YOUR INSTRUCTIONS:
Below are records. Copy every line with "nlíkur" in it.

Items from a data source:
################

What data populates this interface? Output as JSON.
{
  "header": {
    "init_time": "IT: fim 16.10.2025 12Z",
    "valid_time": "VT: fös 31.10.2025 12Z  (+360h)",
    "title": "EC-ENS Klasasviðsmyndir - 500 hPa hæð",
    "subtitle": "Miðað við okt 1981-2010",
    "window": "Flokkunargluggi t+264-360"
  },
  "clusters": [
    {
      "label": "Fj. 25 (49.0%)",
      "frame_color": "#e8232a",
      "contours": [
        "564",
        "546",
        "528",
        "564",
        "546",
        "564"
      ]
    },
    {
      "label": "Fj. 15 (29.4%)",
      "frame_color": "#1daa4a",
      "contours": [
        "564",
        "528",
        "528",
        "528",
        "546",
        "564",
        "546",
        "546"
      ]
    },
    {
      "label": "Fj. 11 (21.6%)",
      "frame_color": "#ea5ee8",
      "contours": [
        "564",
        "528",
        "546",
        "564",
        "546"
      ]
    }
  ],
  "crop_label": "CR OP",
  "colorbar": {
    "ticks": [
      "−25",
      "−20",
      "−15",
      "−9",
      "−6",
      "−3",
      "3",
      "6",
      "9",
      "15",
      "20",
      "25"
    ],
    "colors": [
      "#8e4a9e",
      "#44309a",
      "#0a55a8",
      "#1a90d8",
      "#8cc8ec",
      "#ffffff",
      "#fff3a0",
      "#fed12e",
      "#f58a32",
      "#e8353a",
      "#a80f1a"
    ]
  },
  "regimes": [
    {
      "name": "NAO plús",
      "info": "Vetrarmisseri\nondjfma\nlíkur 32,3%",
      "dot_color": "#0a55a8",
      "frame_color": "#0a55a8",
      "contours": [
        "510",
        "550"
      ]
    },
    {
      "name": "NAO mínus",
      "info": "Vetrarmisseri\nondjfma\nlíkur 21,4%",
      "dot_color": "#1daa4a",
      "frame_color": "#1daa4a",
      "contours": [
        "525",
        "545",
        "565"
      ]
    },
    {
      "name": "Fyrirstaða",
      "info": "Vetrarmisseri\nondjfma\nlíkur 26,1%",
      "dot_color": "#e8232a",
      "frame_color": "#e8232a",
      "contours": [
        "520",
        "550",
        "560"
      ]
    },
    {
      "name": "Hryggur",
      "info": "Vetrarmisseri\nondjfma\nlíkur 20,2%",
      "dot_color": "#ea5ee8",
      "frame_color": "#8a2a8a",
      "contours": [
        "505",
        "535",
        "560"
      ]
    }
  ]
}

################

RESULT FOR THIS EXERCISE:
      "info": "Vetrarmisseri\nondjfma\nlíkur 32,3%",
      "info": "Vetrarmisseri\nondjfma\nlíkur 21,4%",
      "info": "Vetrarmisseri\nondjfma\nlíkur 26,1%",
      "info": "Vetrarmisseri\nondjfma\nlíkur 20,2%",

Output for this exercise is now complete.